### GOAL
Copy out each line that includes the word "palanca".

### DATA FOR THIS TASK
++++++++++++++++++++
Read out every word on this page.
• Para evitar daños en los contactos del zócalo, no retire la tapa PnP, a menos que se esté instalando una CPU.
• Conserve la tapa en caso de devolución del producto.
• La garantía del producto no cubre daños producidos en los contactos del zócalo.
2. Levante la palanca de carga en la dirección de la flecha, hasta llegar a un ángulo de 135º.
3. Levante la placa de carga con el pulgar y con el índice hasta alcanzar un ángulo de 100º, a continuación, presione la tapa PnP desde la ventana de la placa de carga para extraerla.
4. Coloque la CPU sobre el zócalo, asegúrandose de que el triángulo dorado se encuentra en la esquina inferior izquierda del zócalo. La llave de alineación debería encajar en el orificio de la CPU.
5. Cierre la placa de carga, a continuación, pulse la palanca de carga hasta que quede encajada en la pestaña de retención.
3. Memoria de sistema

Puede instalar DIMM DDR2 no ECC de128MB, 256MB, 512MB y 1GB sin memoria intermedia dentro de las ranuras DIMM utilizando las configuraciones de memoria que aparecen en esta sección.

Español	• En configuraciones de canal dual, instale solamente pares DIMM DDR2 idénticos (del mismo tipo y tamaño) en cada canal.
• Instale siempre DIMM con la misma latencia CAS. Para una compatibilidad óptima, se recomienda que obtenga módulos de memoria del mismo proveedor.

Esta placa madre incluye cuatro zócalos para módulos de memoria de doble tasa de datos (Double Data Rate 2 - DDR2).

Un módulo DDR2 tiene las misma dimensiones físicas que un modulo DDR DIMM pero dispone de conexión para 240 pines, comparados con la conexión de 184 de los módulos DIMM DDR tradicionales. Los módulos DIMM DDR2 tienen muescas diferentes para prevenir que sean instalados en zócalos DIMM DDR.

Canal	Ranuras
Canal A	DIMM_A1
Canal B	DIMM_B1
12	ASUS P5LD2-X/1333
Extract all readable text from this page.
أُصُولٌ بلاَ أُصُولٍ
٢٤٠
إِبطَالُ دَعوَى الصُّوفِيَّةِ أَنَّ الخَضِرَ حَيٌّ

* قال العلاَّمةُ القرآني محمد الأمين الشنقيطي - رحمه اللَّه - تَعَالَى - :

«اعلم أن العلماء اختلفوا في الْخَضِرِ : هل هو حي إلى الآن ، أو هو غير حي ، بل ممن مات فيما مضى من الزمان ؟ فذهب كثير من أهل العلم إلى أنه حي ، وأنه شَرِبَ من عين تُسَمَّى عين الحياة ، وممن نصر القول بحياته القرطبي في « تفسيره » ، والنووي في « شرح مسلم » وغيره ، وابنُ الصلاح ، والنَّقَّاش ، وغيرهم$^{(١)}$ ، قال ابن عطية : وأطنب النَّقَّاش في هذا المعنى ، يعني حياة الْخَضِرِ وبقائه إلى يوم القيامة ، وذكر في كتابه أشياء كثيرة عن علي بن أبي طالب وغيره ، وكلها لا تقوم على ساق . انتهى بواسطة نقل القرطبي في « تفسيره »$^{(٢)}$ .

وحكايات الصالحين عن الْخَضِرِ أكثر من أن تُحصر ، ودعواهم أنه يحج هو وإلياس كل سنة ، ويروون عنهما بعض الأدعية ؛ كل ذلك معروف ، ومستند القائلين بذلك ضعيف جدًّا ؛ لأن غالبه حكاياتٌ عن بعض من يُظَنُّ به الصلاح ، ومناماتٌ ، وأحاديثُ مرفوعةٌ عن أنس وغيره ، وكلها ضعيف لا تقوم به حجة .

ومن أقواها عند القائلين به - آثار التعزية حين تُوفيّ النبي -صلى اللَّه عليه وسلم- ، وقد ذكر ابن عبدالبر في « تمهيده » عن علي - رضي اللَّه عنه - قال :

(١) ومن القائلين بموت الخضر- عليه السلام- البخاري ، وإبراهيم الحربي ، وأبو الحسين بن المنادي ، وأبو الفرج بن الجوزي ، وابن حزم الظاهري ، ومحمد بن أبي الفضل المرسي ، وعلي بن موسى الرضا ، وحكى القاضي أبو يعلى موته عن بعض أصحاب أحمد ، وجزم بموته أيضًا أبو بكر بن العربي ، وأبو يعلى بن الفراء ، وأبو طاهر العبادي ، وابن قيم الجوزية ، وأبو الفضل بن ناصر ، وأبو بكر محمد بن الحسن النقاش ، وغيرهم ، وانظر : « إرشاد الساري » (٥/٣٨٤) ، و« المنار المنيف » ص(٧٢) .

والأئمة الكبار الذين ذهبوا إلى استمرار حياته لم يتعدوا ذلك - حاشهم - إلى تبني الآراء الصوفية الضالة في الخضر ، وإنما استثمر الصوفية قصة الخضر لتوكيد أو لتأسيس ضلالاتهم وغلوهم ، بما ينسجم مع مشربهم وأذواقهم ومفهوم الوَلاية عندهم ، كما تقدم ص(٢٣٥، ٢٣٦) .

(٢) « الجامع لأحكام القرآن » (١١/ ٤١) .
++++++++++++++++++++
### EXERCISE ANSWER
2. Levante la palanca de carga en la dirección de la flecha, hasta llegar a un ángulo de 135º.
5. Cierre la placa de carga, a continuación, pulse la palanca de carga hasta que quede encajada en la pestaña de retención.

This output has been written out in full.